Lines of data:
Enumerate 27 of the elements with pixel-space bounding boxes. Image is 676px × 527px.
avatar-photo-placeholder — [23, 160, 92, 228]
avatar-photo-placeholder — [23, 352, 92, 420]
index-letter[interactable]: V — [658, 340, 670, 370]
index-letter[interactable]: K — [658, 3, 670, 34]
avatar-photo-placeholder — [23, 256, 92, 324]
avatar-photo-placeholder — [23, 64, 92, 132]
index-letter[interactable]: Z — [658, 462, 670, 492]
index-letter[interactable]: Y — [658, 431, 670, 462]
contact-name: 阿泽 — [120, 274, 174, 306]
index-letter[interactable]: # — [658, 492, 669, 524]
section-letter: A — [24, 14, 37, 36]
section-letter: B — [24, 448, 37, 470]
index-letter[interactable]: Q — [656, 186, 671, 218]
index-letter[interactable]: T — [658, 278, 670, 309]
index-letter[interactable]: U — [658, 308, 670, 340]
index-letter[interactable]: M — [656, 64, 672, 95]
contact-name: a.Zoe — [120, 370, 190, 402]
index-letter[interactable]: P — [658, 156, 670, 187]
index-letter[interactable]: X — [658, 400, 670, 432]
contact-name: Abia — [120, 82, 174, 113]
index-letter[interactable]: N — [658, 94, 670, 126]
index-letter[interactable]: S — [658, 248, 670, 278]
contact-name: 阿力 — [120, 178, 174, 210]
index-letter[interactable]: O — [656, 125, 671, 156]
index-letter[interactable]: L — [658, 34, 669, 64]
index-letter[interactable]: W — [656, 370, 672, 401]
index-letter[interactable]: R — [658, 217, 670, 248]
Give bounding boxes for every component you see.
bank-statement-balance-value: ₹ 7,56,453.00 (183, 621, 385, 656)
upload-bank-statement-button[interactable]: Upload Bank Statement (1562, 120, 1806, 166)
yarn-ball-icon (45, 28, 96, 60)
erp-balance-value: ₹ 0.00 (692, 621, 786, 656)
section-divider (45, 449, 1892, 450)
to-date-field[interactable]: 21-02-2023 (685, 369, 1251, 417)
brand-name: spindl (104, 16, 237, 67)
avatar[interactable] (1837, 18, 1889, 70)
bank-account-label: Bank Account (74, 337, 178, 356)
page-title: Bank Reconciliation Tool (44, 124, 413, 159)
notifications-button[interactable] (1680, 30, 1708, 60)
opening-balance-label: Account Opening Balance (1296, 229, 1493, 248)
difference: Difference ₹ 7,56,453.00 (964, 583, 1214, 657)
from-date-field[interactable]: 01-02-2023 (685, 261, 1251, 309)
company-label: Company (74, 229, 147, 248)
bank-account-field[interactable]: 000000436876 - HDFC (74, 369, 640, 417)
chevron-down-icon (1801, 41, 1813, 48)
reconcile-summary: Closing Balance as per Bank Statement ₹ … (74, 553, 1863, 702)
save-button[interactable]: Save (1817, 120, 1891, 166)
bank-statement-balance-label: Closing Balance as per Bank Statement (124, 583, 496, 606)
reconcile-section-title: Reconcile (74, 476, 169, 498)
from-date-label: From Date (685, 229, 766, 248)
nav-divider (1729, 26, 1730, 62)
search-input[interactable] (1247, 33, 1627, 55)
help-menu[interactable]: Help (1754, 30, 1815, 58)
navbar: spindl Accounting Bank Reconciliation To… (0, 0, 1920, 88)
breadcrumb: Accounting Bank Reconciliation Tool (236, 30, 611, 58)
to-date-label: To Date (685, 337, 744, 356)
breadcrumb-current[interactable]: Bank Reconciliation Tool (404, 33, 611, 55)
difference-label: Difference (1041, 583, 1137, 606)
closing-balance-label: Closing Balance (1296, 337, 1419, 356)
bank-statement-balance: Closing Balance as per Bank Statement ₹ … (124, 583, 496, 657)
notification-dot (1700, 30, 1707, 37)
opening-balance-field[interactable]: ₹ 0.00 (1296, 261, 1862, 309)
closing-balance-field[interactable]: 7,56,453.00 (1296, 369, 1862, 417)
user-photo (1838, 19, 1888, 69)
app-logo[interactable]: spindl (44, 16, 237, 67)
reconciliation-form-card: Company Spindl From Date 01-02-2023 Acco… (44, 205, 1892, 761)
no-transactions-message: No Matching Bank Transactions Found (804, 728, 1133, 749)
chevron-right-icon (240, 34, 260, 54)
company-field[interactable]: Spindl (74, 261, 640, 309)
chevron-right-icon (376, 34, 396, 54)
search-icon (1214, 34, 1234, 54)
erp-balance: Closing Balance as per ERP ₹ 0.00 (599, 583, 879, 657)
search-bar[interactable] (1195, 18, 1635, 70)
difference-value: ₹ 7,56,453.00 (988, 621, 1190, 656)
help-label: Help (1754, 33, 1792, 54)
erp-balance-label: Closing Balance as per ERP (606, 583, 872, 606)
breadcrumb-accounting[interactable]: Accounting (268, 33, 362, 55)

[Work to be completed]: Reproduce the records word for word, from the first line through the line containing "section-letter: B — [24, 448, 37, 470]".

[Solution for this task]:
Enumerate 27 of the elements with pixel-space bounding boxes. Image is 676px × 527px.
avatar-photo-placeholder — [23, 160, 92, 228]
avatar-photo-placeholder — [23, 352, 92, 420]
index-letter[interactable]: V — [658, 340, 670, 370]
index-letter[interactable]: K — [658, 3, 670, 34]
avatar-photo-placeholder — [23, 256, 92, 324]
avatar-photo-placeholder — [23, 64, 92, 132]
index-letter[interactable]: Z — [658, 462, 670, 492]
index-letter[interactable]: Y — [658, 431, 670, 462]
contact-name: 阿泽 — [120, 274, 174, 306]
index-letter[interactable]: # — [658, 492, 669, 524]
section-letter: A — [24, 14, 37, 36]
section-letter: B — [24, 448, 37, 470]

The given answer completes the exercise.